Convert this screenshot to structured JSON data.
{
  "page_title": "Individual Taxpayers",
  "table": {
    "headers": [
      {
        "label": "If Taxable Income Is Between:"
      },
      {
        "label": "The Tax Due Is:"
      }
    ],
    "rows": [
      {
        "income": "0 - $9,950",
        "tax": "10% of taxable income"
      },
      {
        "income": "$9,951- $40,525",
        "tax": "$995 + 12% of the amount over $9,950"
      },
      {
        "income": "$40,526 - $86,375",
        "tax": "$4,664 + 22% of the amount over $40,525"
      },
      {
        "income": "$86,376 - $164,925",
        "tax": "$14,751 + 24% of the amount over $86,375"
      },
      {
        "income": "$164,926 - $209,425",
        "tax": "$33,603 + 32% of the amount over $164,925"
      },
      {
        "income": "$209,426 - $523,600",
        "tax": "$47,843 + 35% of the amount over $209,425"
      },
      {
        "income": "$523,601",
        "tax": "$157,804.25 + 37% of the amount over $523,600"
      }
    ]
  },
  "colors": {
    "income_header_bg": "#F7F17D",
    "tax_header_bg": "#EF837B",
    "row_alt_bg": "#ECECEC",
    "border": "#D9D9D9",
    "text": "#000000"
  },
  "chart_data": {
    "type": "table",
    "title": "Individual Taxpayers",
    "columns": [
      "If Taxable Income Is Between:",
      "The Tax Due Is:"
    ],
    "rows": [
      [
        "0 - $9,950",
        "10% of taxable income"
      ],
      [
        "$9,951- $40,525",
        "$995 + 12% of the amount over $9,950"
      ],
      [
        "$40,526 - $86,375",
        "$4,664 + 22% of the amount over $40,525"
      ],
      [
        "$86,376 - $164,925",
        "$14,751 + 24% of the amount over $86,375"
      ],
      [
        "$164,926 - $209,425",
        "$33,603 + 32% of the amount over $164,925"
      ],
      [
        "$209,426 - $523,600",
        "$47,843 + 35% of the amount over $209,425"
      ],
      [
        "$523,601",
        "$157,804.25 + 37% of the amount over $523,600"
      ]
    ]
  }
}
|---|
WHAT IS REQUIRED:
Output each entry precisely as given.

THE COMPLETED TASK:
Convert this screenshot to structured JSON data.
{
  "page_title": "Individual Taxpayers",
  "table": {
    "headers": [
      {
        "label": "If Taxable Income Is Between:"
      },
      {
        "label": "The Tax Due Is:"
      }
    ],
    "rows": [
      {
        "income": "0 - $9,950",
        "tax": "10% of taxable income"
      },
      {
        "income": "$9,951- $40,525",
        "tax": "$995 + 12% of the amount over $9,950"
      },
      {
        "income": "$40,526 - $86,375",
        "tax": "$4,664 + 22% of the amount over $40,525"
      },
      {
        "income": "$86,376 - $164,925",
        "tax": "$14,751 + 24% of the amount over $86,375"
      },
      {
        "income": "$164,926 - $209,425",
        "tax": "$33,603 + 32% of the amount over $164,925"
      },
      {
        "income": "$209,426 - $523,600",
        "tax": "$47,843 + 35% of the amount over $209,425"
      },
      {
        "income": "$523,601",
        "tax": "$157,804.25 + 37% of the amount over $523,600"
      }
    ]
  },
  "colors": {
    "income_header_bg": "#F7F17D",
    "tax_header_bg": "#EF837B",
    "row_alt_bg": "#ECECEC",
    "border": "#D9D9D9",
    "text": "#000000"
  },
  "chart_data": {
    "type": "table",
    "title": "Individual Taxpayers",
    "columns": [
      "If Taxable Income Is Between:",
      "The Tax Due Is:"
    ],
    "rows": [
      [
        "0 - $9,950",
        "10% of taxable income"
      ],
      [
        "$9,951- $40,525",
        "$995 + 12% of the amount over $9,950"
      ],
      [
        "$40,526 - $86,375",
        "$4,664 + 22% of the amount over $40,525"
      ],
      [
        "$86,376 - $164,925",
        "$14,751 + 24% of the amount over $86,375"
      ],
      [
        "$164,926 - $209,425",
        "$33,603 + 32% of the amount over $164,925"
      ],
      [
        "$209,426 - $523,600",
        "$47,843 + 35% of the amount over $209,425"
      ],
      [
        "$523,601",
        "$157,804.25 + 37% of the amount over $523,600"
      ]
    ]
  }
}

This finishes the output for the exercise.